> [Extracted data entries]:
******************************

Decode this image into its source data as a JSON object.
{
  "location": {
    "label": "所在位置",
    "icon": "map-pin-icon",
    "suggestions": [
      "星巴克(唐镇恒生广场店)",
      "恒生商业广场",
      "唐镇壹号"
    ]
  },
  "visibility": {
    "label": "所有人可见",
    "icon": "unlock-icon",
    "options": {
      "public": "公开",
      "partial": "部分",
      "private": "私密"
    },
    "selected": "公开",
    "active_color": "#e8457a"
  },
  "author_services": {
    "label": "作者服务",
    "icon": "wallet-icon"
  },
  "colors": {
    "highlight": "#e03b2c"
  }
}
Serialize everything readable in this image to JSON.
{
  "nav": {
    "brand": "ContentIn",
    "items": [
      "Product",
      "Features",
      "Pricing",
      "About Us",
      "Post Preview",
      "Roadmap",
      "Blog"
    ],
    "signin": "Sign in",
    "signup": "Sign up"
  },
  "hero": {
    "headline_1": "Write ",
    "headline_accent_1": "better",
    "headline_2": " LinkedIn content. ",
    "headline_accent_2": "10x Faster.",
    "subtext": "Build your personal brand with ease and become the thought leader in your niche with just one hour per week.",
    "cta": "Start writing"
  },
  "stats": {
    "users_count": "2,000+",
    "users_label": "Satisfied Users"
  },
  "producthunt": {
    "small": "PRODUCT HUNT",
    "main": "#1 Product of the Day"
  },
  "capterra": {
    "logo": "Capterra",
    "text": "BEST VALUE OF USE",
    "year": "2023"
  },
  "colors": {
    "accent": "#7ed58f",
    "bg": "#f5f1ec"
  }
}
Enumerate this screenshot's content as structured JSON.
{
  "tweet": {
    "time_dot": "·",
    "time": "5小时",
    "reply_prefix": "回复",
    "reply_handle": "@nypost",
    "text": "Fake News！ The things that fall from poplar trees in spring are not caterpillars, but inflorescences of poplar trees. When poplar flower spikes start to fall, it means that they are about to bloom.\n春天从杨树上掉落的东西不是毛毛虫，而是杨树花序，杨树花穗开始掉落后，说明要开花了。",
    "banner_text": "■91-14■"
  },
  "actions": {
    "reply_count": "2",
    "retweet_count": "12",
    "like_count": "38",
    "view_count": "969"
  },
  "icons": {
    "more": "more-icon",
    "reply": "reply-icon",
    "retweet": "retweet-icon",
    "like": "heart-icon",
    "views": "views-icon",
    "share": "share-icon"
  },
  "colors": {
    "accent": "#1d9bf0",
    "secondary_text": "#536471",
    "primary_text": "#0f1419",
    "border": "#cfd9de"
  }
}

******************************

> [The request]:
What is the number of lines in the listing above that contain the string "image"? Give only the number.

> [Exercise output]:
2